● **To do**:
Below are some records; return each one exactly.

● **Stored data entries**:
::::::::

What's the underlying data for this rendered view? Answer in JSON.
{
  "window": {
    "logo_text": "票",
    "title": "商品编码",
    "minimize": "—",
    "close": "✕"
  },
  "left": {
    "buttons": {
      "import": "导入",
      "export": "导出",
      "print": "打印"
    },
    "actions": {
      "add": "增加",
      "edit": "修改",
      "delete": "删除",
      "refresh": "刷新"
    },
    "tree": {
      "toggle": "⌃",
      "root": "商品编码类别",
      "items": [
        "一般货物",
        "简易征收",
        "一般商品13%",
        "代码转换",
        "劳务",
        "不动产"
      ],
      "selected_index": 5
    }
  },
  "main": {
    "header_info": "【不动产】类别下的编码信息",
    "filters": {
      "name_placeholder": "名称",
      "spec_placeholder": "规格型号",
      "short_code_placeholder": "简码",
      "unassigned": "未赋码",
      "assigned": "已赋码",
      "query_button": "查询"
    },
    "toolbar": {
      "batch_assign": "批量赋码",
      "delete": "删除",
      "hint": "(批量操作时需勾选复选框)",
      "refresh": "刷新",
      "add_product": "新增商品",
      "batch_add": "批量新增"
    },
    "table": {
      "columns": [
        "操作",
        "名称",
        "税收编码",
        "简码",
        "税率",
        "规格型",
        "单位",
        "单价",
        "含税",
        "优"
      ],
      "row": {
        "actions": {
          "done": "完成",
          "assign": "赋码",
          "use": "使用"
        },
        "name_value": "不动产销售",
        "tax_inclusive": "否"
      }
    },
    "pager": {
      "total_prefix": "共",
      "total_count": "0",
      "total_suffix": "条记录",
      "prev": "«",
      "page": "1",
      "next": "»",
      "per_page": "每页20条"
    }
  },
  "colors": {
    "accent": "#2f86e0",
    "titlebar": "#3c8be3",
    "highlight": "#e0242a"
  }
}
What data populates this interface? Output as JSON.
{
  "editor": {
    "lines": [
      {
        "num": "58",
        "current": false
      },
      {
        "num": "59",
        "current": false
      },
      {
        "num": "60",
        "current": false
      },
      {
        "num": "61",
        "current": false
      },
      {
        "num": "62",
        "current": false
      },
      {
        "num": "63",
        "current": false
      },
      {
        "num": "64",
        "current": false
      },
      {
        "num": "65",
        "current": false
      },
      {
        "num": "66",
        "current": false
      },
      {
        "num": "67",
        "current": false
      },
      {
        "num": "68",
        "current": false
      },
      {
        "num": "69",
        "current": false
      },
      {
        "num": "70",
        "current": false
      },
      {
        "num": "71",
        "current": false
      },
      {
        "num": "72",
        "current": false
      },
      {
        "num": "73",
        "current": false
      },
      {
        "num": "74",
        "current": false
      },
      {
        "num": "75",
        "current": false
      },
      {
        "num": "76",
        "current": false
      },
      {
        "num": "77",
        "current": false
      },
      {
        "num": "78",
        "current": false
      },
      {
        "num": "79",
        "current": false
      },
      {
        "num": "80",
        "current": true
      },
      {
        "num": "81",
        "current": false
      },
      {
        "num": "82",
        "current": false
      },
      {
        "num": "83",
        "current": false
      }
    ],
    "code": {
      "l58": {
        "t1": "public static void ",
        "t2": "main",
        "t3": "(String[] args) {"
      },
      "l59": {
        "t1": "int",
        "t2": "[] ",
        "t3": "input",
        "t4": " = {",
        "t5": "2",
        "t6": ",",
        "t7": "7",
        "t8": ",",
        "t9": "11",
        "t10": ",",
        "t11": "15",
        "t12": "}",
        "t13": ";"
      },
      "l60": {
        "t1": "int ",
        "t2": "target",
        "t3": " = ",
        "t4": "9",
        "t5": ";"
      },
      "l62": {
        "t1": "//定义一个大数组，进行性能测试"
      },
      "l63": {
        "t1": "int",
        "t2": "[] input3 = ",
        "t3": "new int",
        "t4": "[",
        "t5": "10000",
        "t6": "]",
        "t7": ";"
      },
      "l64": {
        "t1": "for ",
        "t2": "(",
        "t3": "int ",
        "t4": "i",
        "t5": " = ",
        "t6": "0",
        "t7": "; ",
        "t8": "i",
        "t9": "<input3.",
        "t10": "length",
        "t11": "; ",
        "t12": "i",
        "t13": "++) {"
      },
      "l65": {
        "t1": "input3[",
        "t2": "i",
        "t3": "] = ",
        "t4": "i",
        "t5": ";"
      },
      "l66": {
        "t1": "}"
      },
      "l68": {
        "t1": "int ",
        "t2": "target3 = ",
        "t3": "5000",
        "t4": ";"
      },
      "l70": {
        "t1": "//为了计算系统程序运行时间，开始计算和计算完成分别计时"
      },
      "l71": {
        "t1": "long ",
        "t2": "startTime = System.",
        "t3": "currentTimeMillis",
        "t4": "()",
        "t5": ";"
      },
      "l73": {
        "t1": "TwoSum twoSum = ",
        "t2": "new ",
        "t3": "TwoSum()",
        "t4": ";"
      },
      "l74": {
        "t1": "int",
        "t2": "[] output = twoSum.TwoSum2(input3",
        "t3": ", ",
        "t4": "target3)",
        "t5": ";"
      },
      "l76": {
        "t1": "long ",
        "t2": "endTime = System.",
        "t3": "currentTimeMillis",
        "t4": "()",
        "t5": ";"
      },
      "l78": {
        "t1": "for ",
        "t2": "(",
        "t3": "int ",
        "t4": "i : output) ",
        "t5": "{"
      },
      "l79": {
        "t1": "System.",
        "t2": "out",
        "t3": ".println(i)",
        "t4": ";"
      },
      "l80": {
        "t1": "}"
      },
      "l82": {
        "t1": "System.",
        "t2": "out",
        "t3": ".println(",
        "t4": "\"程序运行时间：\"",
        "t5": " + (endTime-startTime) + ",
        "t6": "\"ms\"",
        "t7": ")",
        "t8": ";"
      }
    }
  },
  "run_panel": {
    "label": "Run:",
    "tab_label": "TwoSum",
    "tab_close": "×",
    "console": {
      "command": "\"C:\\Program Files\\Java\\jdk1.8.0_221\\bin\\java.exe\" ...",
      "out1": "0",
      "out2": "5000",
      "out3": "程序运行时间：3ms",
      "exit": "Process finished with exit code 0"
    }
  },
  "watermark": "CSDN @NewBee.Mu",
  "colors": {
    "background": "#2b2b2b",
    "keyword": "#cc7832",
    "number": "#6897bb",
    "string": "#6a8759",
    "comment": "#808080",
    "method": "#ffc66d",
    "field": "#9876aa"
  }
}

::::::::

● **Answer in full**:
What's the underlying data for this rendered view? Answer in JSON.
{
  "window": {
    "logo_text": "票",
    "title": "商品编码",
    "minimize": "—",
    "close": "✕"
  },
  "left": {
    "buttons": {
      "import": "导入",
      "export": "导出",
      "print": "打印"
    },
    "actions": {
      "add": "增加",
      "edit": "修改",
      "delete": "删除",
      "refresh": "刷新"
    },
    "tree": {
      "toggle": "⌃",
      "root": "商品编码类别",
      "items": [
        "一般货物",
        "简易征收",
        "一般商品13%",
        "代码转换",
        "劳务",
        "不动产"
      ],
      "selected_index": 5
    }
  },
  "main": {
    "header_info": "【不动产】类别下的编码信息",
    "filters": {
      "name_placeholder": "名称",
      "spec_placeholder": "规格型号",
      "short_code_placeholder": "简码",
      "unassigned": "未赋码",
      "assigned": "已赋码",
      "query_button": "查询"
    },
    "toolbar": {
      "batch_assign": "批量赋码",
      "delete": "删除",
      "hint": "(批量操作时需勾选复选框)",
      "refresh": "刷新",
      "add_product": "新增商品",
      "batch_add": "批量新增"
    },
    "table": {
      "columns": [
        "操作",
        "名称",
        "税收编码",
        "简码",
        "税率",
        "规格型",
        "单位",
        "单价",
        "含税",
        "优"
      ],
      "row": {
        "actions": {
          "done": "完成",
          "assign": "赋码",
          "use": "使用"
        },
        "name_value": "不动产销售",
        "tax_inclusive": "否"
      }
    },
    "pager": {
      "total_prefix": "共",
      "total_count": "0",
      "total_suffix": "条记录",
      "prev": "«",
      "page": "1",
      "next": "»",
      "per_page": "每页20条"
    }
  },
  "colors": {
    "accent": "#2f86e0",
    "titlebar": "#3c8be3",
    "highlight": "#e0242a"
  }
}
What data populates this interface? Output as JSON.
{
  "editor": {
    "lines": [
      {
        "num": "58",
        "current": false
      },
      {
        "num": "59",
        "current": false
      },
      {
        "num": "60",
        "current": false
      },
      {
        "num": "61",
        "current": false
      },
      {
        "num": "62",
        "current": false
      },
      {
        "num": "63",
        "current": false
      },
      {
        "num": "64",
        "current": false
      },
      {
        "num": "65",
        "current": false
      },
      {
        "num": "66",
        "current": false
      },
      {
        "num": "67",
        "current": false
      },
      {
        "num": "68",
        "current": false
      },
      {
        "num": "69",
        "current": false
      },
      {
        "num": "70",
        "current": false
      },
      {
        "num": "71",
        "current": false
      },
      {
        "num": "72",
        "current": false
      },
      {
        "num": "73",
        "current": false
      },
      {
        "num": "74",
        "current": false
      },
      {
        "num": "75",
        "current": false
      },
      {
        "num": "76",
        "current": false
      },
      {
        "num": "77",
        "current": false
      },
      {
        "num": "78",
        "current": false
      },
      {
        "num": "79",
        "current": false
      },
      {
        "num": "80",
        "current": true
      },
      {
        "num": "81",
        "current": false
      },
      {
        "num": "82",
        "current": false
      },
      {
        "num": "83",
        "current": false
      }
    ],
    "code": {
      "l58": {
        "t1": "public static void ",
        "t2": "main",
        "t3": "(String[] args) {"
      },
      "l59": {
        "t1": "int",
        "t2": "[] ",
        "t3": "input",
        "t4": " = {",
        "t5": "2",
        "t6": ",",
        "t7": "7",
        "t8": ",",
        "t9": "11",
        "t10": ",",
        "t11": "15",
        "t12": "}",
        "t13": ";"
      },
      "l60": {
        "t1": "int ",
        "t2": "target",
        "t3": " = ",
        "t4": "9",
        "t5": ";"
      },
      "l62": {
        "t1": "//定义一个大数组，进行性能测试"
      },
      "l63": {
        "t1": "int",
        "t2": "[] input3 = ",
        "t3": "new int",
        "t4": "[",
        "t5": "10000",
        "t6": "]",
        "t7": ";"
      },
      "l64": {
        "t1": "for ",
        "t2": "(",
        "t3": "int ",
        "t4": "i",
        "t5": " = ",
        "t6": "0",
        "t7": "; ",
        "t8": "i",
        "t9": "<input3.",
        "t10": "length",
        "t11": "; ",
        "t12": "i",
        "t13": "++) {"
      },
      "l65": {
        "t1": "input3[",
        "t2": "i",
        "t3": "] = ",
        "t4": "i",
        "t5": ";"
      },
      "l66": {
        "t1": "}"
      },
      "l68": {
        "t1": "int ",
        "t2": "target3 = ",
        "t3": "5000",
        "t4": ";"
      },
      "l70": {
        "t1": "//为了计算系统程序运行时间，开始计算和计算完成分别计时"
      },
      "l71": {
        "t1": "long ",
        "t2": "startTime = System.",
        "t3": "currentTimeMillis",
        "t4": "()",
        "t5": ";"
      },
      "l73": {
        "t1": "TwoSum twoSum = ",
        "t2": "new ",
        "t3": "TwoSum()",
        "t4": ";"
      },
      "l74": {
        "t1": "int",
        "t2": "[] output = twoSum.TwoSum2(input3",
        "t3": ", ",
        "t4": "target3)",
        "t5": ";"
      },
      "l76": {
        "t1": "long ",
        "t2": "endTime = System.",
        "t3": "currentTimeMillis",
        "t4": "()",
        "t5": ";"
      },
      "l78": {
        "t1": "for ",
        "t2": "(",
        "t3": "int ",
        "t4": "i : output) ",
        "t5": "{"
      },
      "l79": {
        "t1": "System.",
        "t2": "out",
        "t3": ".println(i)",
        "t4": ";"
      },
      "l80": {
        "t1": "}"
      },
      "l82": {
        "t1": "System.",
        "t2": "out",
        "t3": ".println(",
        "t4": "\"程序运行时间：\"",
        "t5": " + (endTime-startTime) + ",
        "t6": "\"ms\"",
        "t7": ")",
        "t8": ";"
      }
    }
  },
  "run_panel": {
    "label": "Run:",
    "tab_label": "TwoSum",
    "tab_close": "×",
    "console": {
      "command": "\"C:\\Program Files\\Java\\jdk1.8.0_221\\bin\\java.exe\" ...",
      "out1": "0",
      "out2": "5000",
      "out3": "程序运行时间：3ms",
      "exit": "Process finished with exit code 0"
    }
  },
  "watermark": "CSDN @NewBee.Mu",
  "colors": {
    "background": "#2b2b2b",
    "keyword": "#cc7832",
    "number": "#6897bb",
    "string": "#6a8759",
    "comment": "#808080",
    "method": "#ffc66d",
    "field": "#9876aa"
  }
}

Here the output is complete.